• GIVEN TASK:
Work through the entries below and report how many lines include "Шанхай". The number alone is the answer.

• GIVEN ENTRIES:
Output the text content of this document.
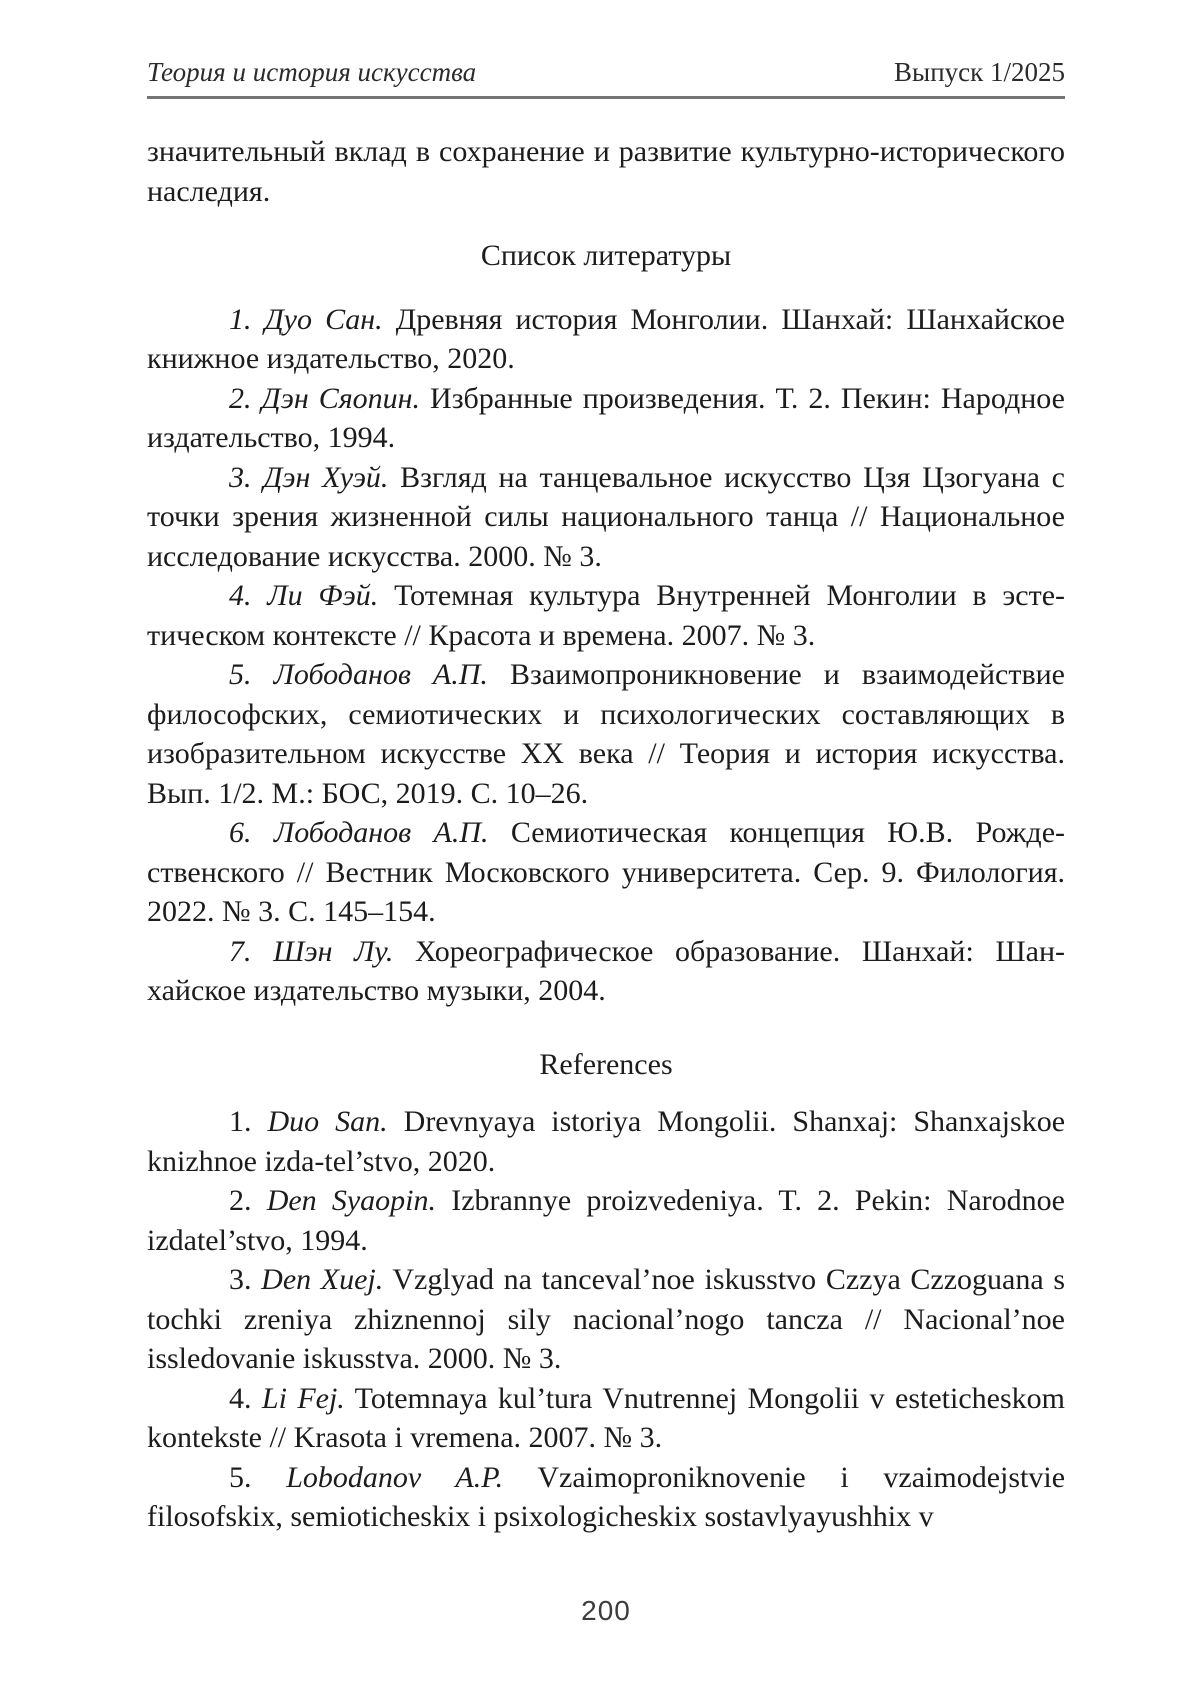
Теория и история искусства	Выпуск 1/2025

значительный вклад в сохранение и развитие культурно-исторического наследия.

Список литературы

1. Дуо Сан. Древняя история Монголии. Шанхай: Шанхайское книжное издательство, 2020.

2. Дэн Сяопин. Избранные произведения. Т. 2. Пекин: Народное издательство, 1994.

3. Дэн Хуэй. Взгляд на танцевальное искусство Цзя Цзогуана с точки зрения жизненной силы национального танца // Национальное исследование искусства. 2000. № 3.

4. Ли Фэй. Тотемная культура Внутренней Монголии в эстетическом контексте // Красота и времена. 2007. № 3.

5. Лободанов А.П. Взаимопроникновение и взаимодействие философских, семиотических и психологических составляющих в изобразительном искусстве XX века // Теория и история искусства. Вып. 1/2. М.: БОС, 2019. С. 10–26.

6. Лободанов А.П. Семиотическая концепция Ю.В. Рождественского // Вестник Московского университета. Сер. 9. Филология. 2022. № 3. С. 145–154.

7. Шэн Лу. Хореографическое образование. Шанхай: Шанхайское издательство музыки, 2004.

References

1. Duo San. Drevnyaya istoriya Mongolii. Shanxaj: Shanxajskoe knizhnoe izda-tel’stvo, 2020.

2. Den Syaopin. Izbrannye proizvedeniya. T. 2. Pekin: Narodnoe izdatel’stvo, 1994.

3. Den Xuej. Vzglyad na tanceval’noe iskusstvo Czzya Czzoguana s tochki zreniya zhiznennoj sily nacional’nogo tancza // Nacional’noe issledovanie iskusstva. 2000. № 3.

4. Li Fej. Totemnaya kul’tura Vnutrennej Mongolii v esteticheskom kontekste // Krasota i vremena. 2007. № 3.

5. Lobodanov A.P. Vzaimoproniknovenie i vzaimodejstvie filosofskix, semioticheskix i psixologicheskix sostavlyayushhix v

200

• ANSWER TO THIS EXERCISE:
2